>> Start INPUT FOR THIS TASK

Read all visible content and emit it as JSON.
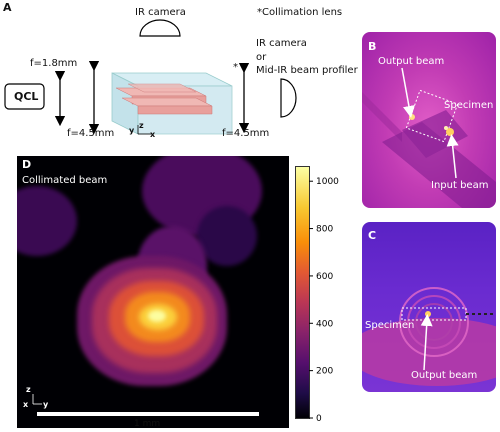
{
  "panels": {
    "A": "A",
    "B": "B",
    "C": "C",
    "D": "D"
  },
  "panel_a": {
    "ir_camera_top": "IR camera",
    "collimation_note": "*Collimation lens",
    "qcl": "QCL",
    "f1": "f=1.8mm",
    "f2": "f=4.5mm",
    "f3": "f=4.5mm",
    "asterisk": "*",
    "right_line1": "IR camera",
    "right_line2": "or",
    "right_line3": "Mid-IR beam profiler",
    "axis_y": "y",
    "axis_z": "z",
    "axis_x": "x"
  },
  "panel_b": {
    "output_beam": "Output beam",
    "specimen": "Specimen",
    "input_beam": "Input beam"
  },
  "panel_c": {
    "specimen": "Specimen",
    "output_beam": "Output beam"
  },
  "panel_d": {
    "title": "Collimated beam",
    "scale_bar": "1 mm",
    "axis_z": "z",
    "axis_x": "x",
    "axis_y": "y"
  },
  "colorbar": {
    "colormap": "inferno",
    "ticks": [
      "0",
      "200",
      "400",
      "600",
      "800",
      "1000"
    ],
    "tick_values": [
      0,
      200,
      400,
      600,
      800,
      1000
    ],
    "max": 1060
  },
  "colors": {
    "waveguide": "#e8a09c",
    "chip": "#cfe8f0",
    "thermal_bg": "#c23cb4",
    "thermal_c_bg": "#6a2bd0"
  }
}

>> End INPUT FOR THIS TASK

_WHAT TO PRODUCE_. Retype all entries exactly as they appear, dropping the images.

_REPLY TO THE TASK_.
Read all visible content and emit it as JSON.
{
  "panels": {
    "A": "A",
    "B": "B",
    "C": "C",
    "D": "D"
  },
  "panel_a": {
    "ir_camera_top": "IR camera",
    "collimation_note": "*Collimation lens",
    "qcl": "QCL",
    "f1": "f=1.8mm",
    "f2": "f=4.5mm",
    "f3": "f=4.5mm",
    "asterisk": "*",
    "right_line1": "IR camera",
    "right_line2": "or",
    "right_line3": "Mid-IR beam profiler",
    "axis_y": "y",
    "axis_z": "z",
    "axis_x": "x"
  },
  "panel_b": {
    "output_beam": "Output beam",
    "specimen": "Specimen",
    "input_beam": "Input beam"
  },
  "panel_c": {
    "specimen": "Specimen",
    "output_beam": "Output beam"
  },
  "panel_d": {
    "title": "Collimated beam",
    "scale_bar": "1 mm",
    "axis_z": "z",
    "axis_x": "x",
    "axis_y": "y"
  },
  "colorbar": {
    "colormap": "inferno",
    "ticks": [
      "0",
      "200",
      "400",
      "600",
      "800",
      "1000"
    ],
    "tick_values": [
      0,
      200,
      400,
      600,
      800,
      1000
    ],
    "max": 1060
  },
  "colors": {
    "waveguide": "#e8a09c",
    "chip": "#cfe8f0",
    "thermal_bg": "#c23cb4",
    "thermal_c_bg": "#6a2bd0"
  }
}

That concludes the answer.